*DOCUMENT EXCERPT*.
I can’t read your link without installing an app. Here’s a link for those of us on PC:

Here in Spain the major company affected is a telecom, which has is not too bad in terms of immediate repercussions, but man, does it make you look bad…

Changed it to the direct link, thanks.

The Guardian is reporting that as of last December, 90% of NHS systems were still running WinXP.

The US Navy is paying MS millions for continued XP support. Wonder if the NHS was doing the same?

That kind of thing (big companies using legacy stuff isn’t uncommon) from what I understand. Remember with y2k when everyone was worried about banks and air traffic control stuff because they were using ancient systems?

MS has issued emergency patches to non-supported operating systems (XP/Vanilla 8/Server 2003) to help contain this thing.

Interesting article on how the Wannacry attack was contained:

Looks like this is the first “big one” for my field. It looks like it shut down a car factory in Europe too (Renault)

Apparently the killswitch has already been removed in the latest variant

Nice Job NSA.

Nissan in Sunderland too.

My friend is an electrical engineer (as in power and telecoms infrastructure) and was told to park up his van, not turn laptop on and await a text. He’s still waiting…

I think the most sane line of action is to disconnect these machines from the network. Download the patches to a usb then apply the patches. Connect again and fully patch.

Maybe before all that make a backup of the documents folder.

I don’t use windows machine at work, but some people do, hope I am not affected. I guess I will find this monday.

I like this (pre-ransocaplyse) idea which finds a use for bitcoin and smart contracts — a DAO for ransomware.

You’re going to want to look for the exact variant you have. Chances are you may lose all of the encrypted data. Be aware that is a very probably outcome.

What makes more sense to me, is to let your backup strategy deal with this problem.

*TASKS TO PERFORM*.
**A)** Please transcribe the WannaCry ransomware thread word for word, starting with "Interesting article on" and going on through "Nice Job NSA.".
**B)** Write the next stretch of the WannaCry ransomware thread, picking up after its final comment.

*PROVIDED MATERIAL*.
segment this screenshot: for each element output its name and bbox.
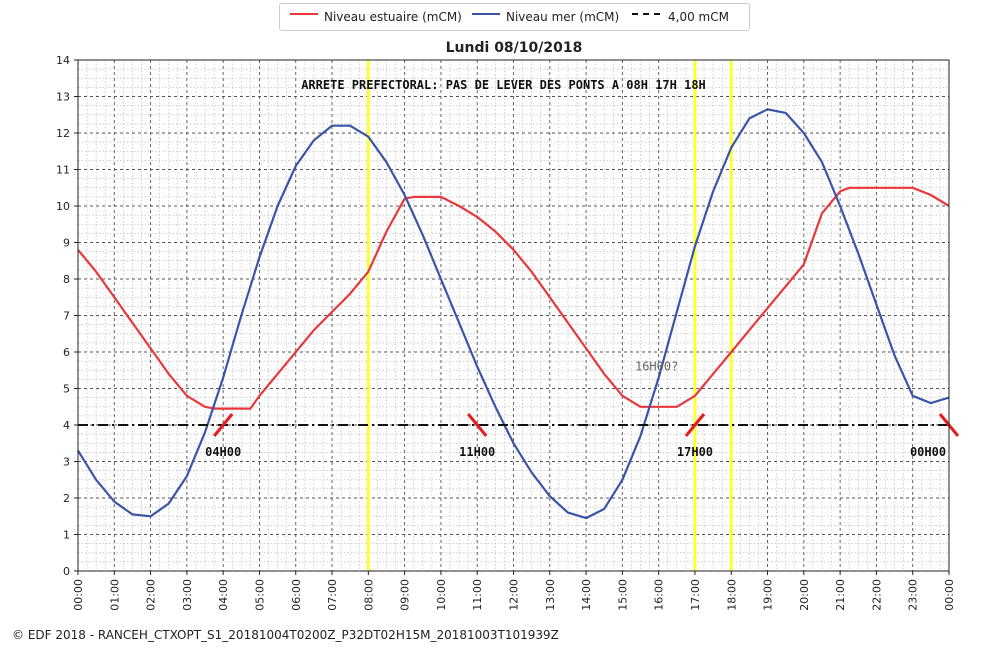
y-tick-label: 12	[56, 127, 70, 140]
chart-annotations: ARRETE PREFECTORAL: PAS DE LEVER DES PON…	[301, 78, 706, 373]
crossing-label: 04H00	[205, 445, 241, 459]
x-tick-label: 10:00	[435, 579, 448, 611]
y-tick-label: 4	[63, 419, 70, 432]
legend-label-mer: Niveau mer (mCM)	[506, 10, 620, 24]
x-tick-label: 21:00	[834, 579, 847, 611]
y-tick-label: 7	[63, 310, 70, 323]
x-tick-label: 19:00	[762, 579, 775, 611]
x-tick-label: 20:00	[798, 579, 811, 611]
crossing-markers: 04H00 11H00 17H00 00H00	[205, 413, 960, 459]
x-tick-label: 15:00	[616, 579, 629, 611]
legend-label-estuaire: Niveau estuaire (mCM)	[324, 10, 462, 24]
y-tick-label: 5	[63, 383, 70, 396]
x-tick-label: 05:00	[253, 579, 266, 611]
x-tick-label: 00:00	[943, 579, 956, 611]
x-tick-label: 08:00	[362, 579, 375, 611]
crossing-tick	[467, 413, 488, 437]
x-tick-label: 06:00	[290, 579, 303, 611]
decree-annotation: ARRETE PREFECTORAL: PAS DE LEVER DES PON…	[301, 78, 706, 92]
y-tick-label: 3	[63, 456, 70, 469]
crossing-label: 17H00	[677, 445, 713, 459]
x-tick-label: 22:00	[870, 579, 883, 611]
legend-swatch-threshold	[632, 13, 660, 15]
y-tick-label: 14	[56, 54, 70, 67]
y-tick-label: 11	[56, 164, 70, 177]
time-annotation: 16H00?	[635, 360, 678, 374]
crossing-label: 00H00	[910, 445, 946, 459]
x-tick-label: 01:00	[108, 579, 121, 611]
y-tick-label: 9	[63, 237, 70, 250]
x-tick-label: 23:00	[907, 579, 920, 611]
legend-swatch-mer	[472, 13, 500, 15]
crossing-label: 11H00	[459, 445, 495, 459]
crossing-tick	[684, 413, 706, 437]
legend-swatch-estuaire	[290, 13, 318, 15]
y-tick-label: 13	[56, 91, 70, 104]
x-tick-label: 00:00	[72, 579, 85, 611]
x-tick-label: 12:00	[508, 579, 521, 611]
major-grid	[77, 59, 950, 572]
series-line-1	[77, 108, 950, 520]
legend-label-threshold: 4,00 mCM	[668, 10, 729, 24]
y-tick-label: 10	[56, 200, 70, 213]
series-line-0	[77, 186, 950, 410]
x-tick-label: 03:00	[181, 579, 194, 611]
y-tick-label: 8	[63, 273, 70, 286]
x-tick-label: 14:00	[580, 579, 593, 611]
x-tick-label: 16:00	[653, 579, 666, 611]
crossing-tick	[213, 413, 234, 437]
x-tick-label: 04:00	[217, 579, 230, 611]
x-tick-label: 13:00	[544, 579, 557, 611]
x-tick-label: 02:00	[145, 579, 158, 611]
y-tick-label: 1	[63, 529, 70, 542]
chart-legend: Niveau estuaire (mCM) Niveau mer (mCM) 4…	[279, 3, 750, 31]
x-tick-label: 07:00	[326, 579, 339, 611]
x-tick-label: 17:00	[689, 579, 702, 611]
x-tick-label: 09:00	[399, 579, 412, 611]
y-tick-label: 2	[63, 492, 70, 505]
y-tick-label: 6	[63, 346, 70, 359]
vertical-markers	[366, 60, 733, 571]
x-tick-label: 11:00	[471, 579, 484, 611]
chart-title: Lundi 08/10/2018	[446, 40, 583, 56]
footer-credit: © EDF 2018 - RANCEH_CTXOPT_S1_20181004T0…	[12, 628, 559, 642]
y-tick-label: 0	[63, 565, 70, 578]
x-tick-label: 18:00	[725, 579, 738, 611]
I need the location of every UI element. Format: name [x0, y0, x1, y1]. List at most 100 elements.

*ANSWERS PER TASK*.
**A)**
Interesting article on how the Wannacry attack was contained:

Looks like this is the first “big one” for my field. It looks like it shut down a car factory in Europe too (Renault)

Apparently the killswitch has already been removed in the latest variant

Nice Job NSA.

**B)**
If you system is fully updated and you still get hit, you bit the bullet and restore from Today-1.

If you systems are not fully updated. Then you have a real problem, worse than any software bug. I have a few machines that are not fully updated (for reasons), I am not system admin, but I think I am going to be louder (I am sure this is not the right word) when talking about this in the future.

[quote=“Teiman, post:19, topic:129740, full:true”]
What makes more sense to me, is to let your backup strategy deal with this problem. [/quote]Yep, seems the most logical approach. Sadly, MANY people don’t back up well and I’d imagine that holds true for smaller companies (larger, publicly traded companies get rated in part on the integrity of their data and backup systems as I recall, but then we’ve heard some disturbing tales).

That is the best method for these, yes. One issue is that while servers are frequently backed up, the HUGE majority of client machines are not. And it is really, really hard to prevent people from saving important data local to their machines.

As an example, think of every one of your relatives that probably save all their family photos, media, and whatever else local to their home machines. Now imagine the effect of the loss of all of that, because from the latest data, 94% of home users NEVER BACK UP ANY DATA.